● Written instruction: Quote the lines below exactly, from the one that holds "Parse this screenshot: output" through the final line of the records, and only those.
— begin Supplied entries —
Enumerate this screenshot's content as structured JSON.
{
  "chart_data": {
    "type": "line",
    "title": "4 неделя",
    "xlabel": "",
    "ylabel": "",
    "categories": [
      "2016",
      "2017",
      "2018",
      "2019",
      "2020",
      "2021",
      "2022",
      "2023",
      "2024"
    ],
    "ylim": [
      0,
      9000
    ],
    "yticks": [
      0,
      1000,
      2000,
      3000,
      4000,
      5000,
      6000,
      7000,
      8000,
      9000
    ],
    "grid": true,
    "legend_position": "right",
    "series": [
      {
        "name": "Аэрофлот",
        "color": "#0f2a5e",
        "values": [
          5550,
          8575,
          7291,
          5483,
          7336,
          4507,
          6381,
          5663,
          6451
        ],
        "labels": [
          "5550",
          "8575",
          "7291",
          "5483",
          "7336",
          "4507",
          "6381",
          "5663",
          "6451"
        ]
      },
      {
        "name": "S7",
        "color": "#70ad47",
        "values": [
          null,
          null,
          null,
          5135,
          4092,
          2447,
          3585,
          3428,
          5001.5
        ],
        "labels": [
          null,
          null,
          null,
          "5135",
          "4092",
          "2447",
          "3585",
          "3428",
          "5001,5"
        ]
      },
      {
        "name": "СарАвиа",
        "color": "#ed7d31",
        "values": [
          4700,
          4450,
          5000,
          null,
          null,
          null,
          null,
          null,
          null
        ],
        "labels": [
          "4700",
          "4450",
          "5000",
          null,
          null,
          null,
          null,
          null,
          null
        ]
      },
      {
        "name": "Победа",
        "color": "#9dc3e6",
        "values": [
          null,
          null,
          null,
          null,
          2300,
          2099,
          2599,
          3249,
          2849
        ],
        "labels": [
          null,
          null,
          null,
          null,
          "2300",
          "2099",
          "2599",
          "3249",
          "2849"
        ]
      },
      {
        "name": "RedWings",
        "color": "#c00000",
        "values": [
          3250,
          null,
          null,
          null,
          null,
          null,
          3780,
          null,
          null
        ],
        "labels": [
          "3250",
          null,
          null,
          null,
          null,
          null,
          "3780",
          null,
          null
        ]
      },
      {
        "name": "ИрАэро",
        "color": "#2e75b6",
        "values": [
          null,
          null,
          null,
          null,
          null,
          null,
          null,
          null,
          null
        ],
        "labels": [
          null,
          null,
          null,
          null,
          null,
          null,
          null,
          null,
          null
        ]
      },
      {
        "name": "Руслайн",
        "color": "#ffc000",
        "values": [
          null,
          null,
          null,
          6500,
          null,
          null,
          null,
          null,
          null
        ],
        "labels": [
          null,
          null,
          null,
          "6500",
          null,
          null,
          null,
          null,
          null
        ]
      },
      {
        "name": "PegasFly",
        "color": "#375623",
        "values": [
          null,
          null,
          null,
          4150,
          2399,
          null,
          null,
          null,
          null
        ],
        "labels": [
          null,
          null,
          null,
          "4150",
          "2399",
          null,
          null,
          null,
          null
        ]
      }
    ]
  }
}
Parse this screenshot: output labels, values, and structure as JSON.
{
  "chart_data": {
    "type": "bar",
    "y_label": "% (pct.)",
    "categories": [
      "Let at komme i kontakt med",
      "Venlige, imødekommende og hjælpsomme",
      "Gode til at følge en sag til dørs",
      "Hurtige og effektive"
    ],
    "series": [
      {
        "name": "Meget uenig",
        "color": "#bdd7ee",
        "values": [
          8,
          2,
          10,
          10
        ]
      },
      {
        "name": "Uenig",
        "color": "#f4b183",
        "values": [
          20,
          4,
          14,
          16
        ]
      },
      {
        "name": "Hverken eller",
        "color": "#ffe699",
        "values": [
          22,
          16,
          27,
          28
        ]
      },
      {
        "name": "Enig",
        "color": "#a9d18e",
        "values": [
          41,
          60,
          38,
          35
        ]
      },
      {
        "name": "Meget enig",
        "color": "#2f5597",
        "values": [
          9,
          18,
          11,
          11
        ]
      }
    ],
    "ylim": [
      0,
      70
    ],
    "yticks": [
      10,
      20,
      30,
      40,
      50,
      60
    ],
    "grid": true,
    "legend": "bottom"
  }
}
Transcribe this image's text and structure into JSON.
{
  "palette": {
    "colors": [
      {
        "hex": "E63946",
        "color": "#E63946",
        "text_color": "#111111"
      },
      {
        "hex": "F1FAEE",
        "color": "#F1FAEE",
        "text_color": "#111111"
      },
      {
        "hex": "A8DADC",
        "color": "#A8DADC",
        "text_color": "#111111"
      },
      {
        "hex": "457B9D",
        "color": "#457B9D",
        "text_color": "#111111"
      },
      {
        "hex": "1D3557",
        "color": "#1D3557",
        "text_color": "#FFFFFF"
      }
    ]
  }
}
— end Supplied entries —
● Final result:
Parse this screenshot: output labels, values, and structure as JSON.
{
  "chart_data": {
    "type": "bar",
    "y_label": "% (pct.)",
    "categories": [
      "Let at komme i kontakt med",
      "Venlige, imødekommende og hjælpsomme",
      "Gode til at følge en sag til dørs",
      "Hurtige og effektive"
    ],
    "series": [
      {
        "name": "Meget uenig",
        "color": "#bdd7ee",
        "values": [
          8,
          2,
          10,
          10
        ]
      },
      {
        "name": "Uenig",
        "color": "#f4b183",
        "values": [
          20,
          4,
          14,
          16
        ]
      },
      {
        "name": "Hverken eller",
        "color": "#ffe699",
        "values": [
          22,
          16,
          27,
          28
        ]
      },
      {
        "name": "Enig",
        "color": "#a9d18e",
        "values": [
          41,
          60,
          38,
          35
        ]
      },
      {
        "name": "Meget enig",
        "color": "#2f5597",
        "values": [
          9,
          18,
          11,
          11
        ]
      }
    ],
    "ylim": [
      0,
      70
    ],
    "yticks": [
      10,
      20,
      30,
      40,
      50,
      60
    ],
    "grid": true,
    "legend": "bottom"
  }
}
Transcribe this image's text and structure into JSON.
{
  "palette": {
    "colors": [
      {
        "hex": "E63946",
        "color": "#E63946",
        "text_color": "#111111"
      },
      {
        "hex": "F1FAEE",
        "color": "#F1FAEE",
        "text_color": "#111111"
      },
      {
        "hex": "A8DADC",
        "color": "#A8DADC",
        "text_color": "#111111"
      },
      {
        "hex": "457B9D",
        "color": "#457B9D",
        "text_color": "#111111"
      },
      {
        "hex": "1D3557",
        "color": "#1D3557",
        "text_color": "#FFFFFF"
      }
    ]
  }
}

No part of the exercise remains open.